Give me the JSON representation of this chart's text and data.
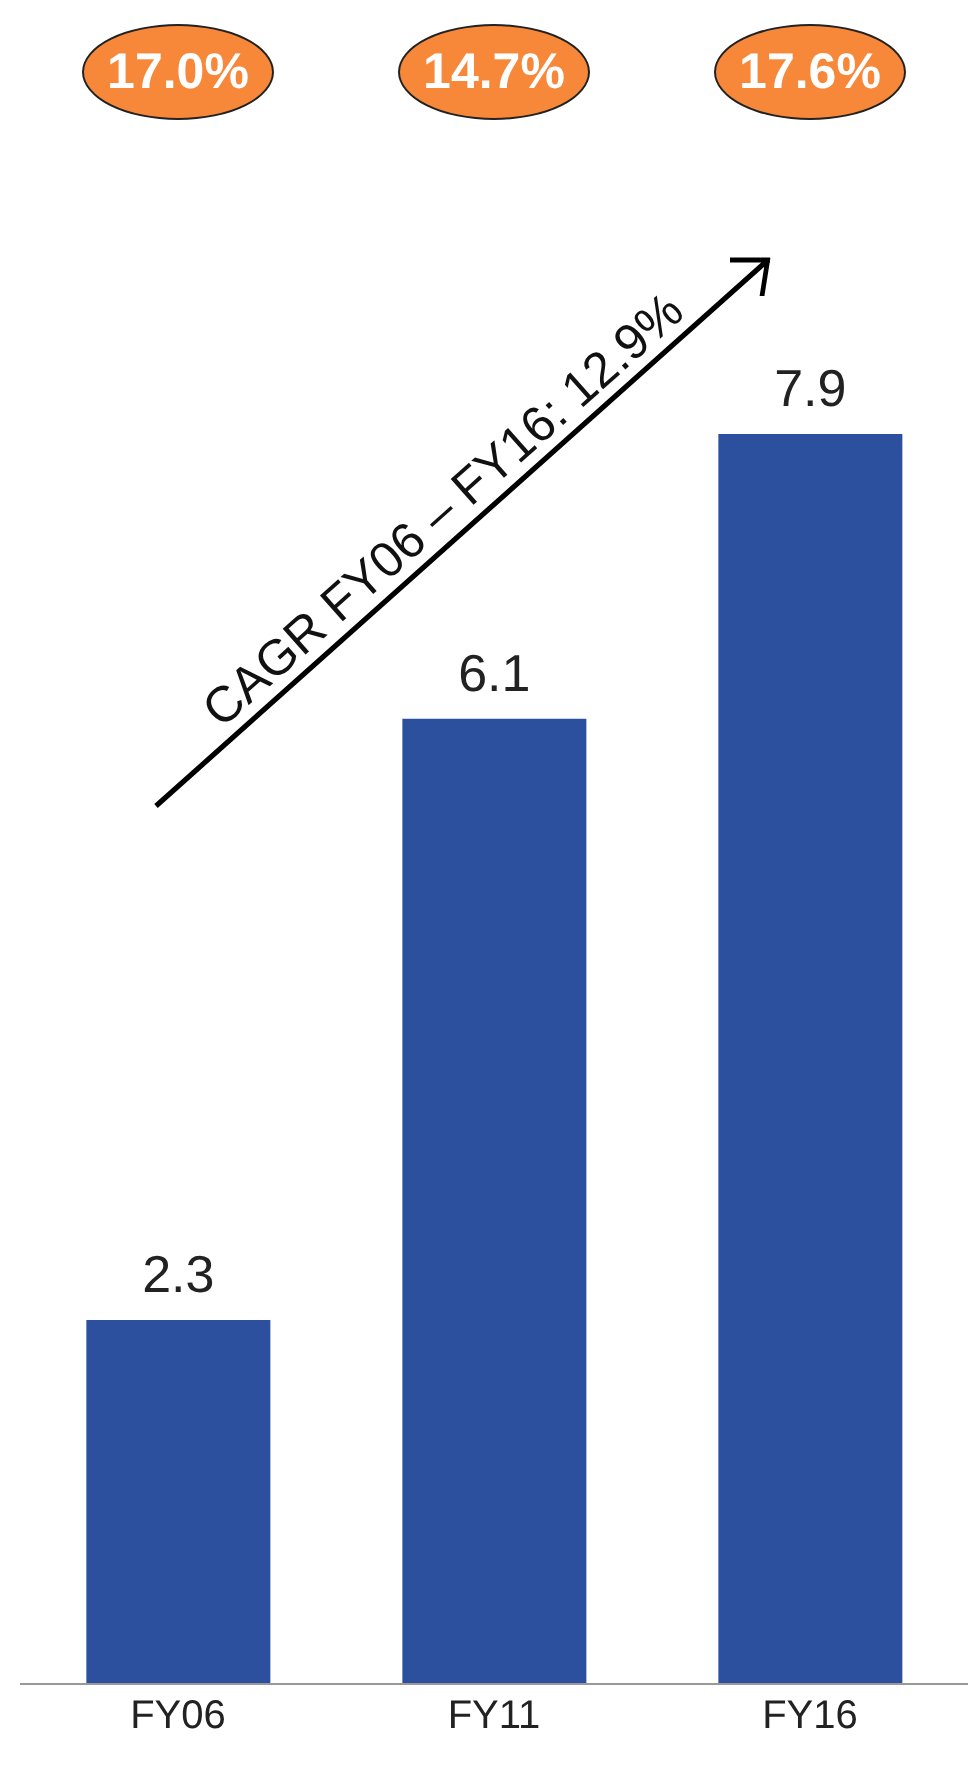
{
  "chart_data": {
    "type": "bar",
    "categories": [
      "FY06",
      "FY11",
      "FY16"
    ],
    "values": [
      2.3,
      6.1,
      7.9
    ],
    "color": "#2c4f9e",
    "data_labels": true,
    "annotations": [
      "17.0%",
      "14.7%",
      "17.6%",
      "CAGR FY06 – FY16: 12.9%"
    ]
  }
}
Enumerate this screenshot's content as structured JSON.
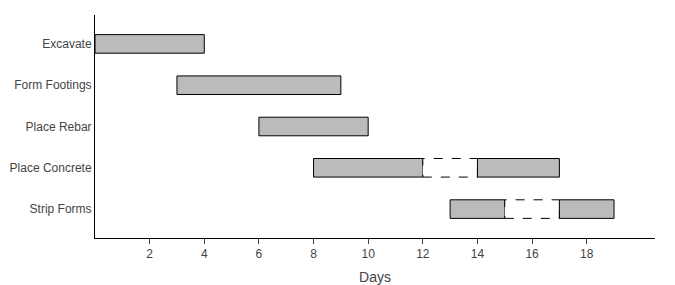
{
  "chart_data": {
    "type": "gantt",
    "categories": [
      "Excavate",
      "Form Footings",
      "Place Rebar",
      "Place Concrete",
      "Strip Forms"
    ],
    "bars": [
      {
        "category": "Excavate",
        "segments": [
          {
            "start": 0,
            "end": 4,
            "line_style": "solid"
          }
        ]
      },
      {
        "category": "Form Footings",
        "segments": [
          {
            "start": 3,
            "end": 9,
            "line_style": "solid"
          }
        ]
      },
      {
        "category": "Place Rebar",
        "segments": [
          {
            "start": 6,
            "end": 10,
            "line_style": "solid"
          }
        ]
      },
      {
        "category": "Place Concrete",
        "segments": [
          {
            "start": 8,
            "end": 12,
            "line_style": "solid"
          },
          {
            "start": 12,
            "end": 14,
            "line_style": "dashed"
          },
          {
            "start": 14,
            "end": 17,
            "line_style": "solid"
          }
        ]
      },
      {
        "category": "Strip Forms",
        "segments": [
          {
            "start": 13,
            "end": 15,
            "line_style": "solid"
          },
          {
            "start": 15,
            "end": 17,
            "line_style": "dashed"
          },
          {
            "start": 17,
            "end": 19,
            "line_style": "solid"
          }
        ]
      }
    ],
    "xlim": [
      0,
      20.5
    ],
    "xticks": [
      2,
      4,
      6,
      8,
      10,
      12,
      14,
      16,
      18
    ],
    "xlabel": "Days",
    "color": "#bbbbbb",
    "grid": false
  }
}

=-=-=-=-=

### [Work to be completed]
Give back the entries verbatim. Do not include any picture.

### [Result below]
Give me the JSON representation of this chart's text and data.
{
  "chart_data": {
    "type": "bar",
    "categories": [
      "FY06",
      "FY11",
      "FY16"
    ],
    "values": [
      2.3,
      6.1,
      7.9
    ],
    "color": "#2c4f9e",
    "data_labels": true,
    "annotations": [
      "17.0%",
      "14.7%",
      "17.6%",
      "CAGR FY06 – FY16: 12.9%"
    ]
  }
}
Enumerate this screenshot's content as structured JSON.
{
  "chart_data": {
    "type": "gantt",
    "categories": [
      "Excavate",
      "Form Footings",
      "Place Rebar",
      "Place Concrete",
      "Strip Forms"
    ],
    "bars": [
      {
        "category": "Excavate",
        "segments": [
          {
            "start": 0,
            "end": 4,
            "line_style": "solid"
          }
        ]
      },
      {
        "category": "Form Footings",
        "segments": [
          {
            "start": 3,
            "end": 9,
            "line_style": "solid"
          }
        ]
      },
      {
        "category": "Place Rebar",
        "segments": [
          {
            "start": 6,
            "end": 10,
            "line_style": "solid"
          }
        ]
      },
      {
        "category": "Place Concrete",
        "segments": [
          {
            "start": 8,
            "end": 12,
            "line_style": "solid"
          },
          {
            "start": 12,
            "end": 14,
            "line_style": "dashed"
          },
          {
            "start": 14,
            "end": 17,
            "line_style": "solid"
          }
        ]
      },
      {
        "category": "Strip Forms",
        "segments": [
          {
            "start": 13,
            "end": 15,
            "line_style": "solid"
          },
          {
            "start": 15,
            "end": 17,
            "line_style": "dashed"
          },
          {
            "start": 17,
            "end": 19,
            "line_style": "solid"
          }
        ]
      }
    ],
    "xlim": [
      0,
      20.5
    ],
    "xticks": [
      2,
      4,
      6,
      8,
      10,
      12,
      14,
      16,
      18
    ],
    "xlabel": "Days",
    "color": "#bbbbbb",
    "grid": false
  }
}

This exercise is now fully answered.